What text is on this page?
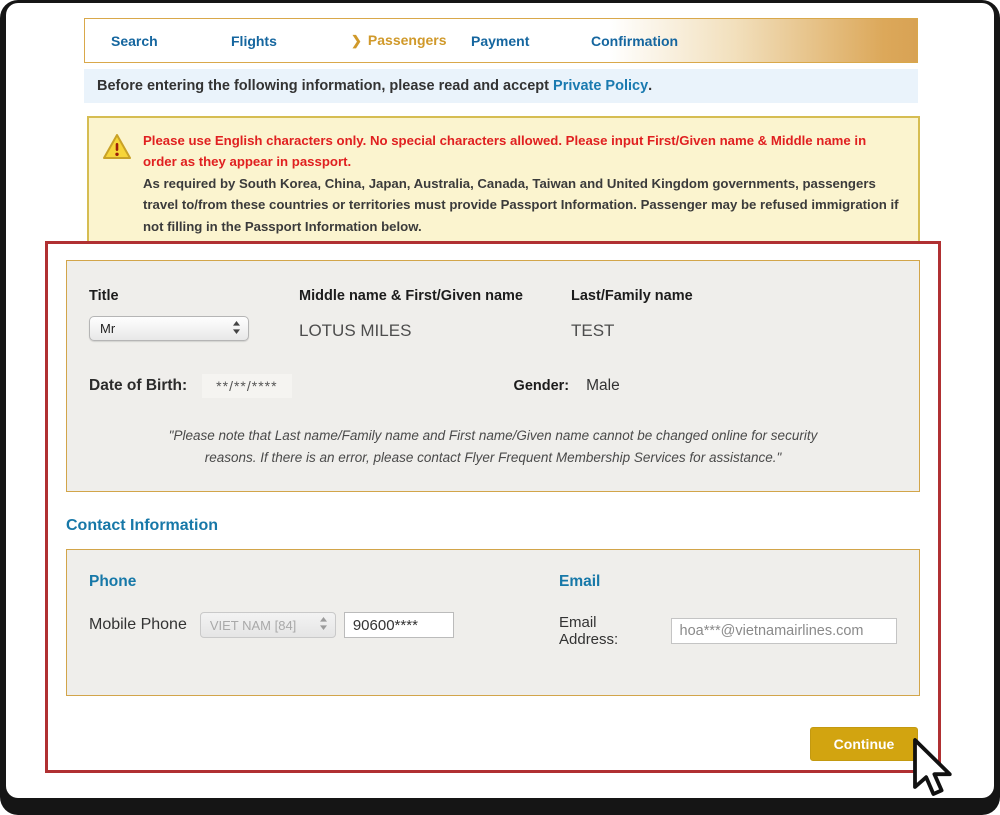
Search	Flights	❯ Passengers	Payment	Confirmation
Before entering the following information, please read and accept Private Policy .
Please use English characters only. No special characters allowed. Please input First/Given name & Middle name in order as they appear in passport.
As required by South Korea, China, Japan, Australia, Canada, Taiwan and United Kingdom governments, passengers travel to/from these countries or territories must provide Passport Information. Passenger may be refused immigration if not filling in the Passport Information below.
Title
Mr
Middle name & First/Given name
LOTUS MILES
Last/Family name
TEST
Date of Birth:	**/**/****	Gender: Male
"Please note that Last name/Family name and First name/Given name cannot be changed online for security reasons. If there is an error, please contact Flyer Frequent Membership Services for assistance."
Contact Information
Phone
Mobile Phone VIET NAM [84]
90600****
Email
Email Address:
hoa***@vietnamairlines.com
Continue
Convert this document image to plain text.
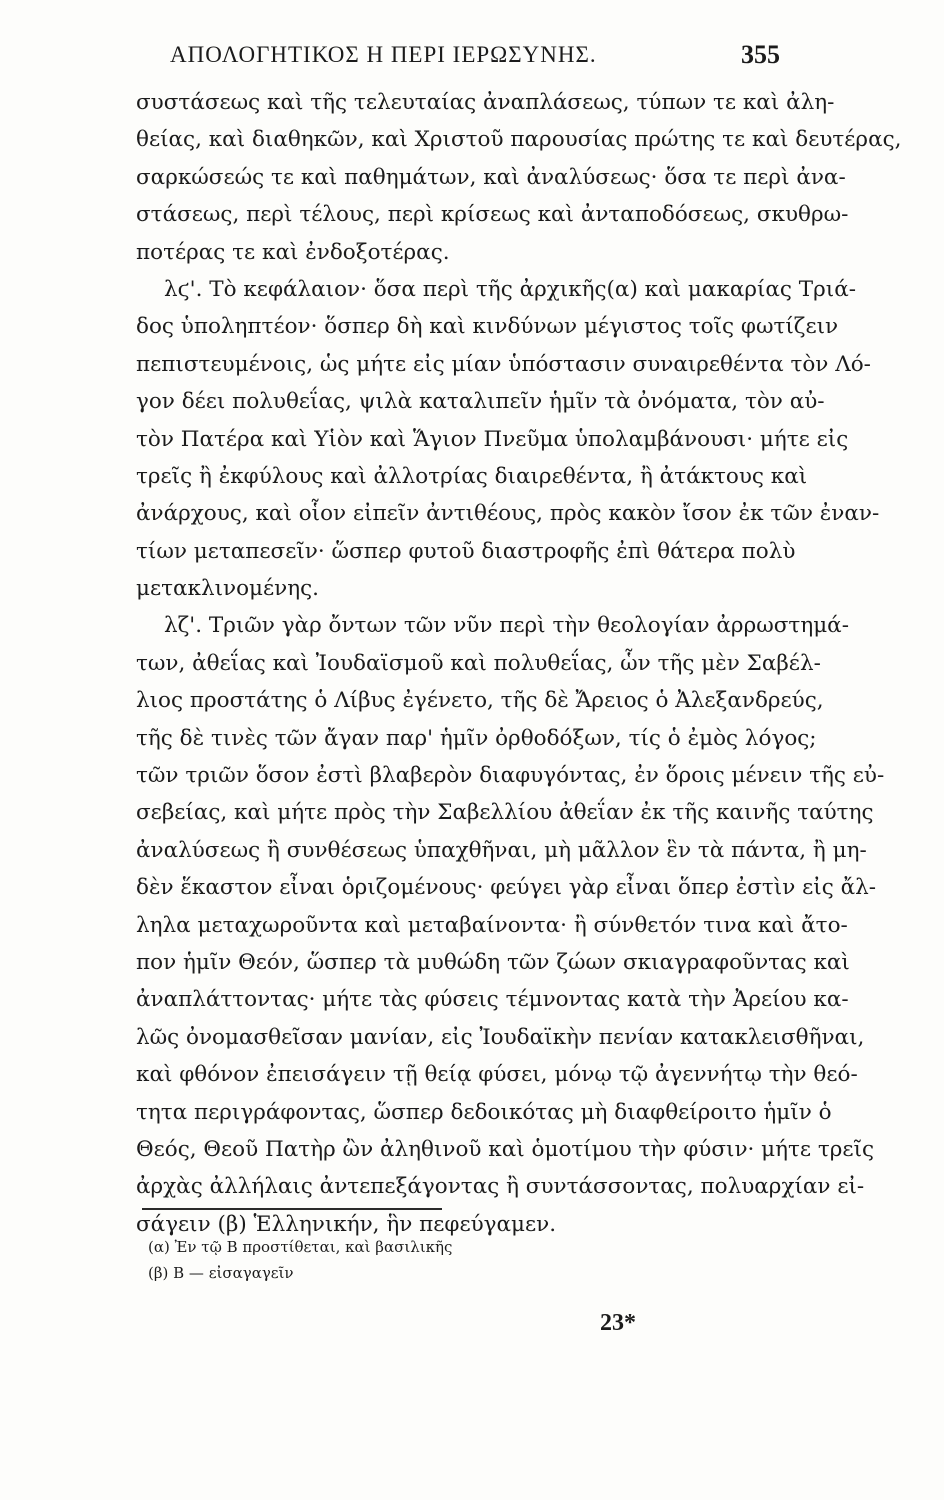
ΑΠΟΛΟΓΗΤΙΚΟΣ Η ΠΕΡΙ ΙΕΡΩΣΥΝΗΣ.	355
συστάσεως καὶ τῆς τελευταίας ἀναπλάσεως, τύπων τε καὶ ἀλη-
θείας, καὶ διαθηκῶν, καὶ Χριστοῦ παρουσίας πρώτης τε καὶ δευτέρας,
σαρκώσεώς τε καὶ παθημάτων, καὶ ἀναλύσεως· ὅσα τε περὶ ἀνα-
στάσεως, περὶ τέλους, περὶ κρίσεως καὶ ἀνταποδόσεως, σκυθρω-
ποτέρας τε καὶ ἐνδοξοτέρας.
λϛ'. Τὸ κεφάλαιον· ὅσα περὶ τῆς ἀρχικῆς(α) καὶ μακαρίας Τριά-
δος ὑποληπτέον· ὅσπερ δὴ καὶ κινδύνων μέγιστος τοῖς φωτίζειν
πεπιστευμένοις, ὡς μήτε εἰς μίαν ὑπόστασιν συναιρεθέντα τὸν Λό-
γον δέει πολυθεΐας, ψιλὰ καταλιπεῖν ἡμῖν τὰ ὀνόματα, τὸν αὐ-
τὸν Πατέρα καὶ Υἱὸν καὶ Ἅγιον Πνεῦμα ὑπολαμβάνουσι· μήτε εἰς
τρεῖς ἢ ἐκφύλους καὶ ἀλλοτρίας διαιρεθέντα, ἢ ἀτάκτους καὶ
ἀνάρχους, καὶ οἷον εἰπεῖν ἀντιθέους, πρὸς κακὸν ἴσον ἐκ τῶν ἐναν-
τίων μεταπεσεῖν· ὥσπερ φυτοῦ διαστροφῆς ἐπὶ θάτερα πολὺ
μετακλινομένης.
λζ'. Τριῶν γὰρ ὄντων τῶν νῦν περὶ τὴν θεολογίαν ἀρρωστημά-
των, ἀθεΐας καὶ Ἰουδαϊσμοῦ καὶ πολυθεΐας, ὧν τῆς μὲν Σαβέλ-
λιος προστάτης ὁ Λίβυς ἐγένετο, τῆς δὲ Ἄρειος ὁ Ἀλεξανδρεύς,
τῆς δὲ τινὲς τῶν ἄγαν παρ' ἡμῖν ὀρθοδόξων, τίς ὁ ἐμὸς λόγος;
τῶν τριῶν ὅσον ἐστὶ βλαβερὸν διαφυγόντας, ἐν ὅροις μένειν τῆς εὐ-
σεβείας, καὶ μήτε πρὸς τὴν Σαβελλίου ἀθεΐαν ἐκ τῆς καινῆς ταύτης
ἀναλύσεως ἢ συνθέσεως ὑπαχθῆναι, μὴ μᾶλλον ἓν τὰ πάντα, ἢ μη-
δὲν ἕκαστον εἶναι ὁριζομένους· φεύγει γὰρ εἶναι ὅπερ ἐστὶν εἰς ἄλ-
ληλα μεταχωροῦντα καὶ μεταβαίνοντα· ἢ σύνθετόν τινα καὶ ἄτο-
πον ἡμῖν Θεόν, ὥσπερ τὰ μυθώδη τῶν ζώων σκιαγραφοῦντας καὶ
ἀναπλάττοντας· μήτε τὰς φύσεις τέμνοντας κατὰ τὴν Ἀρείου κα-
λῶς ὀνομασθεῖσαν μανίαν, εἰς Ἰουδαϊκὴν πενίαν κατακλεισθῆναι,
καὶ φθόνον ἐπεισάγειν τῇ θείᾳ φύσει, μόνῳ τῷ ἀγεννήτῳ τὴν θεό-
τητα περιγράφοντας, ὥσπερ δεδοικότας μὴ διαφθείροιτο ἡμῖν ὁ
Θεός, Θεοῦ Πατὴρ ὢν ἀληθινοῦ καὶ ὁμοτίμου τὴν φύσιν· μήτε τρεῖς
ἀρχὰς ἀλλήλαις ἀντεπεξάγοντας ἢ συντάσσοντας, πολυαρχίαν εἰ-
σάγειν (β) Ἑλληνικήν, ἣν πεφεύγαμεν.
(α) Ἐν τῷ Β προστίθεται, καὶ βασιλικῆς
(β) Β — εἰσαγαγεῖν
23*
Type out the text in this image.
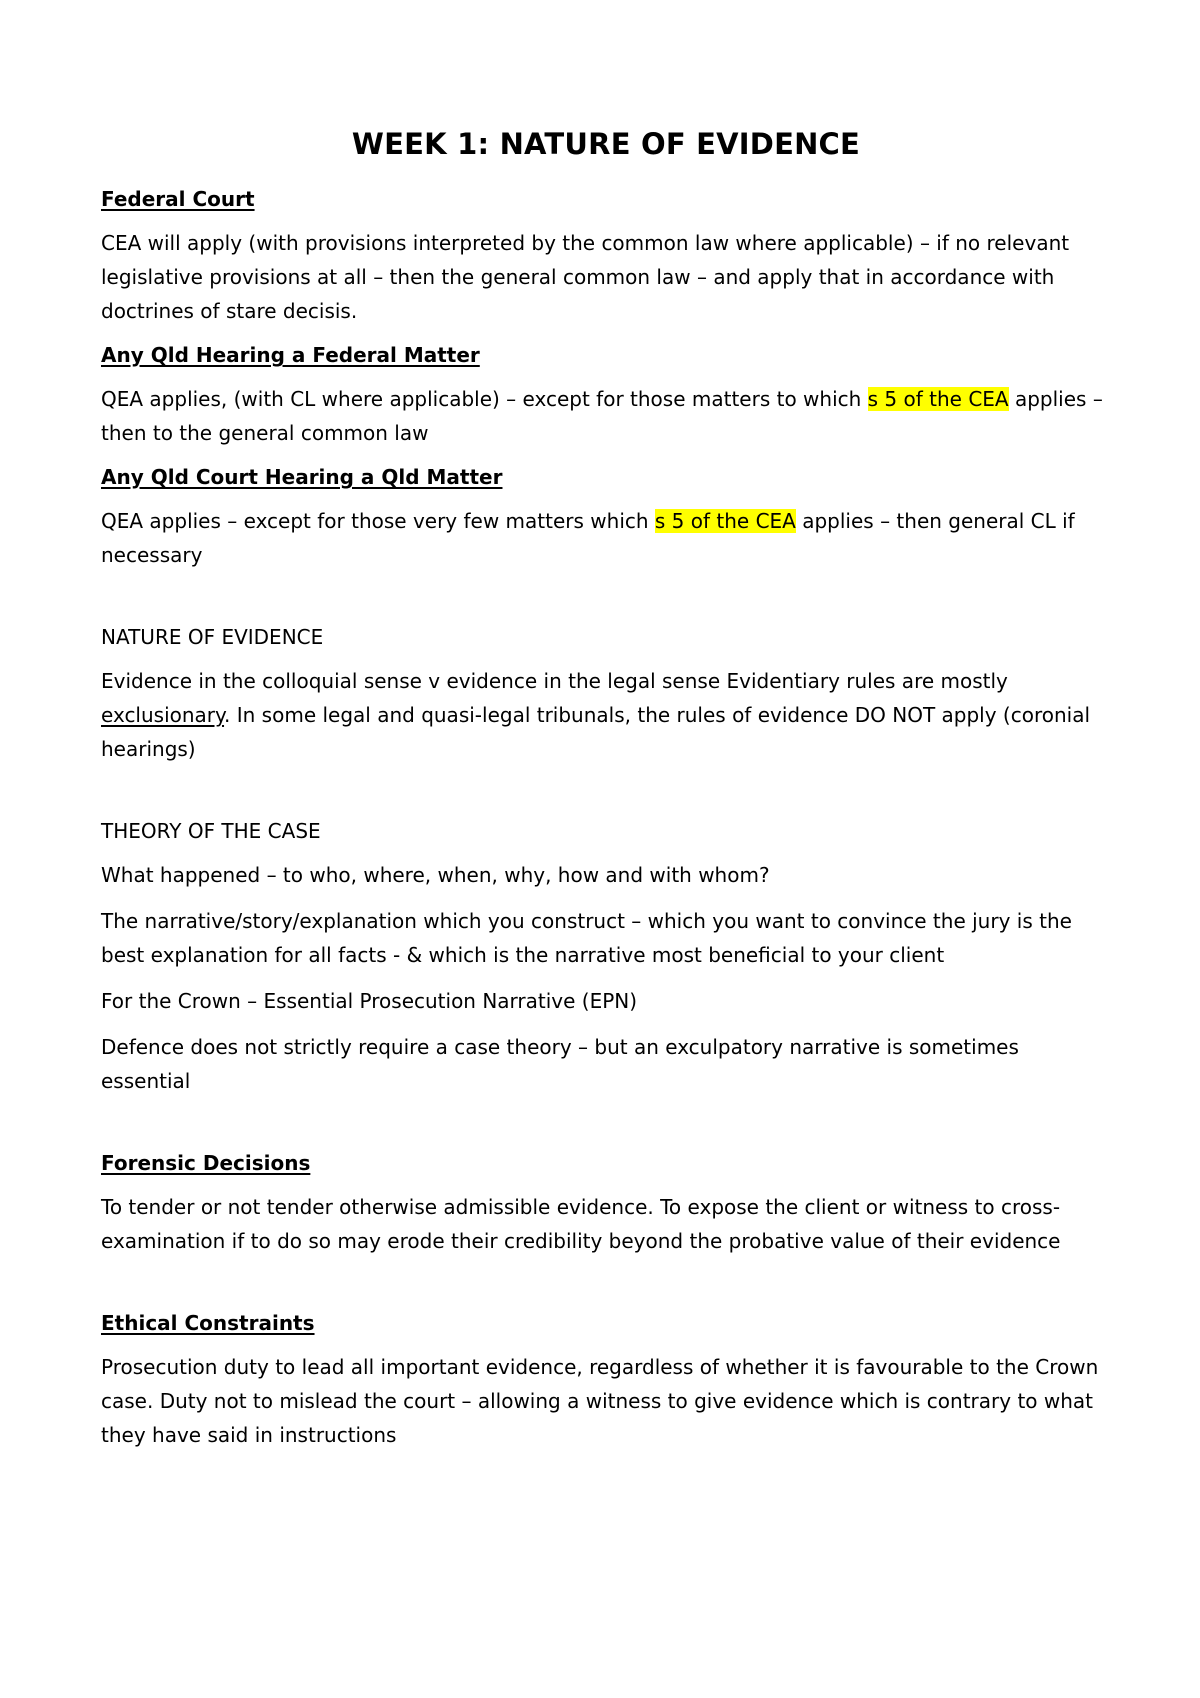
WEEK 1: NATURE OF EVIDENCE
Federal Court

CEA will apply (with provisions interpreted by the common law where applicable) – if no relevant legislative provisions at all – then the general common law – and apply that in accordance with doctrines of stare decisis.

Any Qld Hearing a Federal Matter

QEA applies, (with CL where applicable) – except for those matters to which s 5 of the CEA applies – then to the general common law

Any Qld Court Hearing a Qld Matter

QEA applies – except for those very few matters which s 5 of the CEA applies – then general CL if necessary

NATURE OF EVIDENCE

Evidence in the colloquial sense v evidence in the legal sense Evidentiary rules are mostly exclusionary. In some legal and quasi-legal tribunals, the rules of evidence DO NOT apply (coronial hearings)

THEORY OF THE CASE

What happened – to who, where, when, why, how and with whom?

The narrative/story/explanation which you construct – which you want to convince the jury is the best explanation for all facts - & which is the narrative most beneficial to your client

For the Crown – Essential Prosecution Narrative (EPN)

Defence does not strictly require a case theory – but an exculpatory narrative is sometimes essential

Forensic Decisions

To tender or not tender otherwise admissible evidence. To expose the client or witness to cross-examination if to do so may erode their credibility beyond the probative value of their evidence

Ethical Constraints

Prosecution duty to lead all important evidence, regardless of whether it is favourable to the Crown case. Duty not to mislead the court – allowing a witness to give evidence which is contrary to what they have said in instructions
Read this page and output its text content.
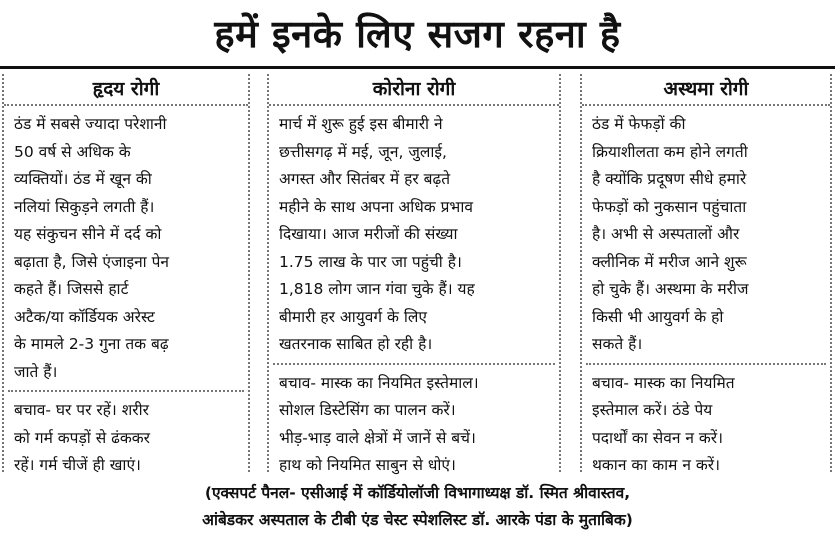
हमें इनके लिए सजग रहना है
हृदय रोगी
ठंड में सबसे ज्यादा परेशानी
50 वर्ष से अधिक के
व्यक्तियों। ठंड में खून की
नलियां सिकुड़ने लगती हैं।
यह संकुचन सीने में दर्द को
बढ़ाता है, जिसे एंजाइना पेन
कहते हैं। जिससे हार्ट
अटैक/या कॉर्डियक अरेस्ट
के मामले 2-3 गुना तक बढ़
जाते हैं।
बचाव- घर पर रहें। शरीर
को गर्म कपड़ों से ढंककर
रहें। गर्म चीजें ही खाएं।
कोरोना रोगी
मार्च में शुरू हुई इस बीमारी ने
छत्तीसगढ़ में मई, जून, जुलाई,
अगस्त और सितंबर में हर बढ़ते
महीने के साथ अपना अधिक प्रभाव
दिखाया। आज मरीजों की संख्या
1.75 लाख के पार जा पहुंची है।
1,818 लोग जान गंवा चुके हैं। यह
बीमारी हर आयुवर्ग के लिए
खतरनाक साबित हो रही है।
बचाव- मास्क का नियमित इस्तेमाल।
सोशल डिस्टेसिंग का पालन करें।
भीड़-भाड़ वाले क्षेत्रों में जानें से बचें।
हाथ को नियमित साबुन से धोएं।
अस्थमा रोगी
ठंड में फेफड़ों की
क्रियाशीलता कम होने लगती
है क्योंकि प्रदूषण सीधे हमारे
फेफड़ों को नुकसान पहुंचाता
है। अभी से अस्पतालों और
क्लीनिक में मरीज आने शुरू
हो चुके हैं। अस्थमा के मरीज
किसी भी आयुवर्ग के हो
सकते हैं।
बचाव- मास्क का नियमित
इस्तेमाल करें। ठंडे पेय
पदार्थों का सेवन न करें।
थकान का काम न करें।
(एक्सपर्ट पैनल- एसीआई में कॉर्डियोलॉजी विभागाध्यक्ष डॉ. स्मित श्रीवास्तव,
आंबेडकर अस्पताल के टीबी एंड चेस्ट स्पेशलिस्ट डॉ. आरके पंडा के मुताबिक)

-- What is needed --
For this exercise, gather every line of the data that contains the word "image".

-- Output for this exercise --
Convert this document image to plain text.
Type out the text in this image.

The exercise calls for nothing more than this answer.